> **Records provided**
---*---
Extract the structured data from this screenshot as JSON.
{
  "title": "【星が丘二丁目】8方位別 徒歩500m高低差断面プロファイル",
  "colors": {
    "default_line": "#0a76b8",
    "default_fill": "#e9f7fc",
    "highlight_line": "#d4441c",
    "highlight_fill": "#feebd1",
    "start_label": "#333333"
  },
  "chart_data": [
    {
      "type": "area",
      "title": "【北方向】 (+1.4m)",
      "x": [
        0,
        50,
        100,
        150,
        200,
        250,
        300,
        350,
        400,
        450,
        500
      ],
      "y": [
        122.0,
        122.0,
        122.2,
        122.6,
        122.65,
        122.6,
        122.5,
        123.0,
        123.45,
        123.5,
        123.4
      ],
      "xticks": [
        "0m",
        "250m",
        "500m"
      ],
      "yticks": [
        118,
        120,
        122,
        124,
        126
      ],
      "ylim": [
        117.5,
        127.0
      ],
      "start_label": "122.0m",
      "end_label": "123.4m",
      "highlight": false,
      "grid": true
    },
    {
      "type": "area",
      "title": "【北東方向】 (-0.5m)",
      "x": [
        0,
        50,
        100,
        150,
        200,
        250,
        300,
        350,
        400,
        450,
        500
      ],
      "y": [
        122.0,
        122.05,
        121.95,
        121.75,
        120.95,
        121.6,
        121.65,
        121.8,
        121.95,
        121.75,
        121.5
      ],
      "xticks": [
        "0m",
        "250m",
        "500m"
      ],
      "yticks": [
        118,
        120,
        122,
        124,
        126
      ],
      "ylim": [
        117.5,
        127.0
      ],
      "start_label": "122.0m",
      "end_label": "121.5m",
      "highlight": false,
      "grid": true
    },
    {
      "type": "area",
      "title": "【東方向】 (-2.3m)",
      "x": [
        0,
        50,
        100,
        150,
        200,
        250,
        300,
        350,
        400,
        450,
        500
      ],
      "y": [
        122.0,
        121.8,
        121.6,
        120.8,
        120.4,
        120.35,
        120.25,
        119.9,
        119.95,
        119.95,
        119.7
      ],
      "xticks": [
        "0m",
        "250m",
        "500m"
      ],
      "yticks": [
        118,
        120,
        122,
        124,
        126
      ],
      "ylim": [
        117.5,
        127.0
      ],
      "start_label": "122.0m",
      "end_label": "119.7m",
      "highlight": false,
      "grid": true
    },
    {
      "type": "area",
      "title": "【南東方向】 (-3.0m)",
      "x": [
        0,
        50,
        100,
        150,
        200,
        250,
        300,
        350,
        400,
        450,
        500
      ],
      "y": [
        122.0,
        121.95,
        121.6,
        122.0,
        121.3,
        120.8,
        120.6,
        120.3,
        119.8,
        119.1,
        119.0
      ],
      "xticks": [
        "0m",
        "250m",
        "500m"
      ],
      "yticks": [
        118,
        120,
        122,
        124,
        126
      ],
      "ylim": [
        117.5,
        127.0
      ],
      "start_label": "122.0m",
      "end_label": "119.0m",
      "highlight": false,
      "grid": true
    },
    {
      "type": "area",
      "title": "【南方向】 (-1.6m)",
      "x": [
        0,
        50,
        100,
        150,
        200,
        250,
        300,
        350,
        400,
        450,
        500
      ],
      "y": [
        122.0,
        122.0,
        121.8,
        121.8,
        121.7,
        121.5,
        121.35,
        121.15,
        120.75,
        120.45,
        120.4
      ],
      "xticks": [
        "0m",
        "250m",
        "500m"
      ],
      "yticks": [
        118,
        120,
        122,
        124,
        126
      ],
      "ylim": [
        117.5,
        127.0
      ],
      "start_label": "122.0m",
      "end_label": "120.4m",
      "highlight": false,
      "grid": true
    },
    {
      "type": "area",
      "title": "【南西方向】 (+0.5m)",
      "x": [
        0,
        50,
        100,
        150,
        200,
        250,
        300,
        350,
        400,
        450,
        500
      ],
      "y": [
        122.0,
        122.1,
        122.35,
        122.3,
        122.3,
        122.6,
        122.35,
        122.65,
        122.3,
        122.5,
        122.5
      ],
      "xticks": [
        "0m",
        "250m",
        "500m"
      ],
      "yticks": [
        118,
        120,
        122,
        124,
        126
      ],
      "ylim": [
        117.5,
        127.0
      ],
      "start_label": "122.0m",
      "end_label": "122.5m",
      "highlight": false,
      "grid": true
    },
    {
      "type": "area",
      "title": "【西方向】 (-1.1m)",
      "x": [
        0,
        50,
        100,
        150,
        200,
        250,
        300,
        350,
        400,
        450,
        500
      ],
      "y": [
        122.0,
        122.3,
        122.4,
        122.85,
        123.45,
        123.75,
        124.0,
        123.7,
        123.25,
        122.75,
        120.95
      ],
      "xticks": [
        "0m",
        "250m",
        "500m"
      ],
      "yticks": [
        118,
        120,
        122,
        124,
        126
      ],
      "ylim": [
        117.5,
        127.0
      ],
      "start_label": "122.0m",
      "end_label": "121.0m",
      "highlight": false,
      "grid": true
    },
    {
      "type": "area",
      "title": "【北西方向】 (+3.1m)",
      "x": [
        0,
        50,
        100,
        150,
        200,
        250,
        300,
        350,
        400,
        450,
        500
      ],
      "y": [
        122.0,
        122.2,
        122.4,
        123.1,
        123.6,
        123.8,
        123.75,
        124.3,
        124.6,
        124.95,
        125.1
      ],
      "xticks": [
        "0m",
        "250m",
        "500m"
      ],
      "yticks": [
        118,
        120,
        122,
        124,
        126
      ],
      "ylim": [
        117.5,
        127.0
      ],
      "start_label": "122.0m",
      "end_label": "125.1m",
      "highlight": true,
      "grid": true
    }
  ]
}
---*---
> **Stated exercise**
Return all the data exactly as given.

> **The reply**
Extract the structured data from this screenshot as JSON.
{
  "title": "【星が丘二丁目】8方位別 徒歩500m高低差断面プロファイル",
  "colors": {
    "default_line": "#0a76b8",
    "default_fill": "#e9f7fc",
    "highlight_line": "#d4441c",
    "highlight_fill": "#feebd1",
    "start_label": "#333333"
  },
  "chart_data": [
    {
      "type": "area",
      "title": "【北方向】 (+1.4m)",
      "x": [
        0,
        50,
        100,
        150,
        200,
        250,
        300,
        350,
        400,
        450,
        500
      ],
      "y": [
        122.0,
        122.0,
        122.2,
        122.6,
        122.65,
        122.6,
        122.5,
        123.0,
        123.45,
        123.5,
        123.4
      ],
      "xticks": [
        "0m",
        "250m",
        "500m"
      ],
      "yticks": [
        118,
        120,
        122,
        124,
        126
      ],
      "ylim": [
        117.5,
        127.0
      ],
      "start_label": "122.0m",
      "end_label": "123.4m",
      "highlight": false,
      "grid": true
    },
    {
      "type": "area",
      "title": "【北東方向】 (-0.5m)",
      "x": [
        0,
        50,
        100,
        150,
        200,
        250,
        300,
        350,
        400,
        450,
        500
      ],
      "y": [
        122.0,
        122.05,
        121.95,
        121.75,
        120.95,
        121.6,
        121.65,
        121.8,
        121.95,
        121.75,
        121.5
      ],
      "xticks": [
        "0m",
        "250m",
        "500m"
      ],
      "yticks": [
        118,
        120,
        122,
        124,
        126
      ],
      "ylim": [
        117.5,
        127.0
      ],
      "start_label": "122.0m",
      "end_label": "121.5m",
      "highlight": false,
      "grid": true
    },
    {
      "type": "area",
      "title": "【東方向】 (-2.3m)",
      "x": [
        0,
        50,
        100,
        150,
        200,
        250,
        300,
        350,
        400,
        450,
        500
      ],
      "y": [
        122.0,
        121.8,
        121.6,
        120.8,
        120.4,
        120.35,
        120.25,
        119.9,
        119.95,
        119.95,
        119.7
      ],
      "xticks": [
        "0m",
        "250m",
        "500m"
      ],
      "yticks": [
        118,
        120,
        122,
        124,
        126
      ],
      "ylim": [
        117.5,
        127.0
      ],
      "start_label": "122.0m",
      "end_label": "119.7m",
      "highlight": false,
      "grid": true
    },
    {
      "type": "area",
      "title": "【南東方向】 (-3.0m)",
      "x": [
        0,
        50,
        100,
        150,
        200,
        250,
        300,
        350,
        400,
        450,
        500
      ],
      "y": [
        122.0,
        121.95,
        121.6,
        122.0,
        121.3,
        120.8,
        120.6,
        120.3,
        119.8,
        119.1,
        119.0
      ],
      "xticks": [
        "0m",
        "250m",
        "500m"
      ],
      "yticks": [
        118,
        120,
        122,
        124,
        126
      ],
      "ylim": [
        117.5,
        127.0
      ],
      "start_label": "122.0m",
      "end_label": "119.0m",
      "highlight": false,
      "grid": true
    },
    {
      "type": "area",
      "title": "【南方向】 (-1.6m)",
      "x": [
        0,
        50,
        100,
        150,
        200,
        250,
        300,
        350,
        400,
        450,
        500
      ],
      "y": [
        122.0,
        122.0,
        121.8,
        121.8,
        121.7,
        121.5,
        121.35,
        121.15,
        120.75,
        120.45,
        120.4
      ],
      "xticks": [
        "0m",
        "250m",
        "500m"
      ],
      "yticks": [
        118,
        120,
        122,
        124,
        126
      ],
      "ylim": [
        117.5,
        127.0
      ],
      "start_label": "122.0m",
      "end_label": "120.4m",
      "highlight": false,
      "grid": true
    },
    {
      "type": "area",
      "title": "【南西方向】 (+0.5m)",
      "x": [
        0,
        50,
        100,
        150,
        200,
        250,
        300,
        350,
        400,
        450,
        500
      ],
      "y": [
        122.0,
        122.1,
        122.35,
        122.3,
        122.3,
        122.6,
        122.35,
        122.65,
        122.3,
        122.5,
        122.5
      ],
      "xticks": [
        "0m",
        "250m",
        "500m"
      ],
      "yticks": [
        118,
        120,
        122,
        124,
        126
      ],
      "ylim": [
        117.5,
        127.0
      ],
      "start_label": "122.0m",
      "end_label": "122.5m",
      "highlight": false,
      "grid": true
    },
    {
      "type": "area",
      "title": "【西方向】 (-1.1m)",
      "x": [
        0,
        50,
        100,
        150,
        200,
        250,
        300,
        350,
        400,
        450,
        500
      ],
      "y": [
        122.0,
        122.3,
        122.4,
        122.85,
        123.45,
        123.75,
        124.0,
        123.7,
        123.25,
        122.75,
        120.95
      ],
      "xticks": [
        "0m",
        "250m",
        "500m"
      ],
      "yticks": [
        118,
        120,
        122,
        124,
        126
      ],
      "ylim": [
        117.5,
        127.0
      ],
      "start_label": "122.0m",
      "end_label": "121.0m",
      "highlight": false,
      "grid": true
    },
    {
      "type": "area",
      "title": "【北西方向】 (+3.1m)",
      "x": [
        0,
        50,
        100,
        150,
        200,
        250,
        300,
        350,
        400,
        450,
        500
      ],
      "y": [
        122.0,
        122.2,
        122.4,
        123.1,
        123.6,
        123.8,
        123.75,
        124.3,
        124.6,
        124.95,
        125.1
      ],
      "xticks": [
        "0m",
        "250m",
        "500m"
      ],
      "yticks": [
        118,
        120,
        122,
        124,
        126
      ],
      "ylim": [
        117.5,
        127.0
      ],
      "start_label": "122.0m",
      "end_label": "125.1m",
      "highlight": true,
      "grid": true
    }
  ]
}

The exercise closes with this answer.